--- Start ---

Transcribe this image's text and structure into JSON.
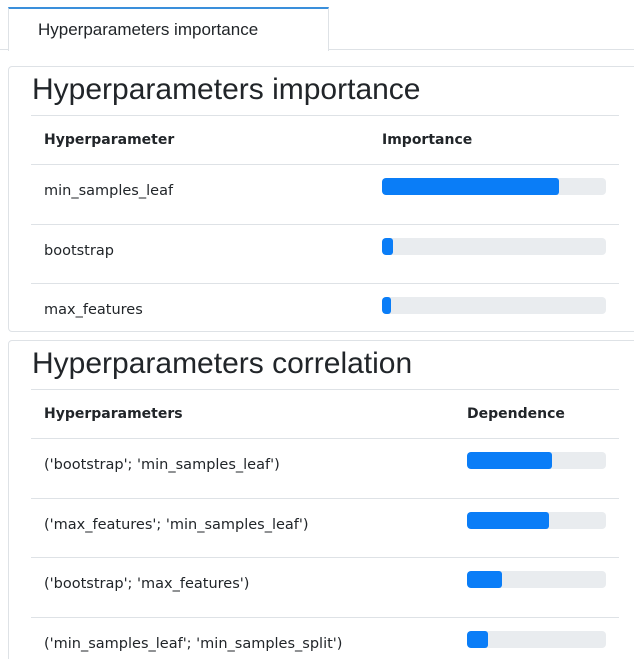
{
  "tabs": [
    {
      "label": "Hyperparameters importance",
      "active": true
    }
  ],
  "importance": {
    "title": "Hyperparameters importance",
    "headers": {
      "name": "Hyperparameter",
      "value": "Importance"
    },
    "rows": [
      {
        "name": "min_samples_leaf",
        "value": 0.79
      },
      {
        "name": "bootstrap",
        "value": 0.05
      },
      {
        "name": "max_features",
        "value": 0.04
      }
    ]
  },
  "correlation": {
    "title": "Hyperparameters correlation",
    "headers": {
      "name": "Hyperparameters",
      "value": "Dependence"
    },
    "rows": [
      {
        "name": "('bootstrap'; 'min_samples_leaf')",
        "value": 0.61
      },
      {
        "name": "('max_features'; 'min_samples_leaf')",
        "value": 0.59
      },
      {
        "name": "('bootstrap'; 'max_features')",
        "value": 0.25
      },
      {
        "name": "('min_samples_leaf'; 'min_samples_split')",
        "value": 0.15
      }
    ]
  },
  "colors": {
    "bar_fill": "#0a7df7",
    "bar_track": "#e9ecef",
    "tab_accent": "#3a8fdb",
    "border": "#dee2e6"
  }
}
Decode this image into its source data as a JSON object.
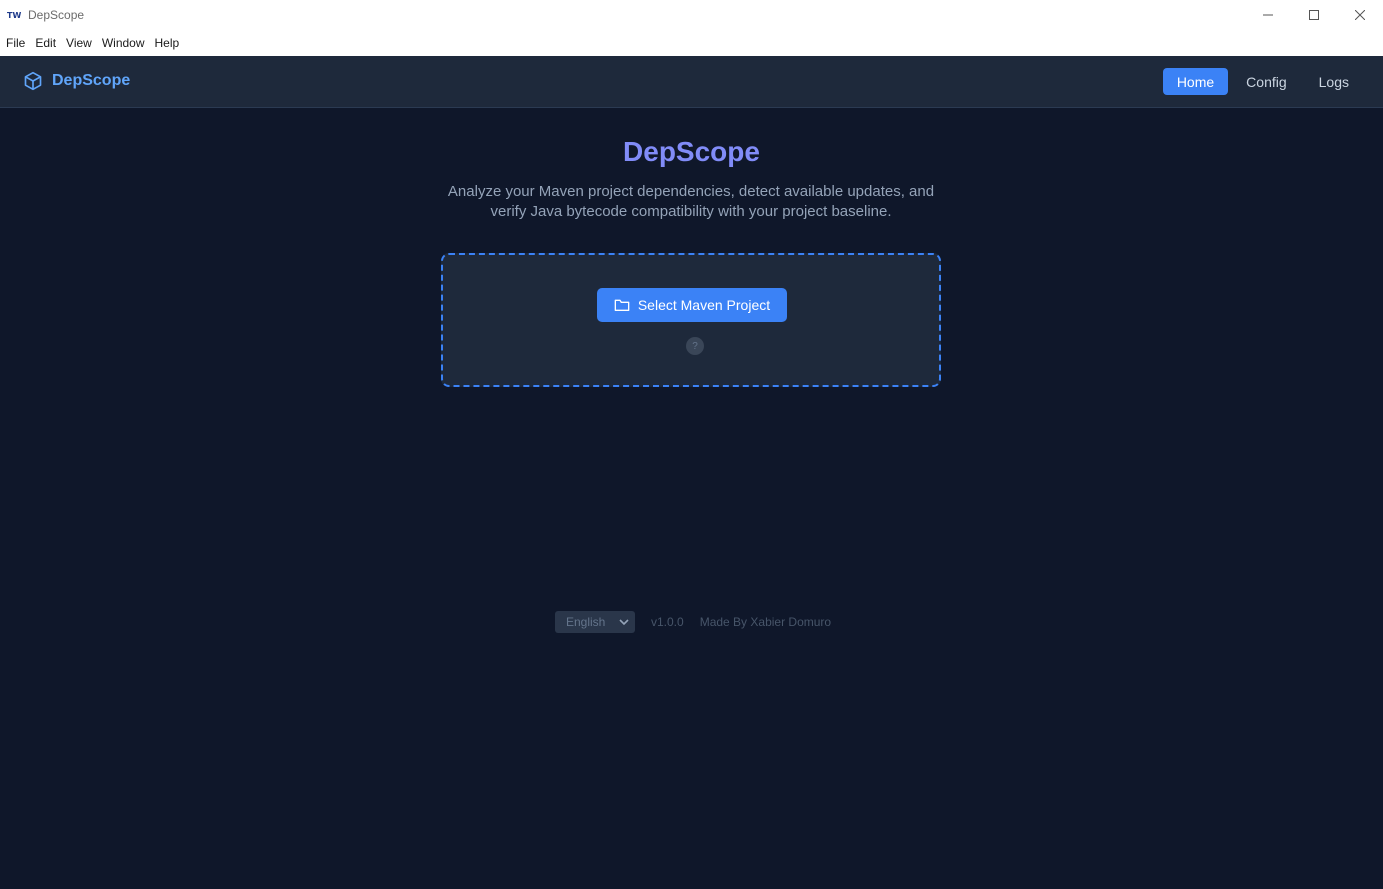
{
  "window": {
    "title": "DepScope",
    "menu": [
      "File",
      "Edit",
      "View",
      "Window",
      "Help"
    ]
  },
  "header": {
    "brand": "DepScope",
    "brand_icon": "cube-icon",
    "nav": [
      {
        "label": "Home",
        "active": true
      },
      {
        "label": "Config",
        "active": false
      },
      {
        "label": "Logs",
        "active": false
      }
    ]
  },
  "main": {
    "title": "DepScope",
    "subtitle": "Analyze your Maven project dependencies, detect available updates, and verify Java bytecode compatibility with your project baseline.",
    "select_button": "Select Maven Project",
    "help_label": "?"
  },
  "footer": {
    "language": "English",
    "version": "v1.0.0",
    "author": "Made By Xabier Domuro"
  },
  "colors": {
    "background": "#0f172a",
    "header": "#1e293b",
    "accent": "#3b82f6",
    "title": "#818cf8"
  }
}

--- End ---

■ **TASK GOAL**: Gather up, from the records above, each line where the word "bootstrap" appears.

■ **SOLUTION TO THE EXERCISE**:
        "name": "bootstrap",
        "name": "('bootstrap'; 'min_samples_leaf')",
        "name": "('bootstrap'; 'max_features')",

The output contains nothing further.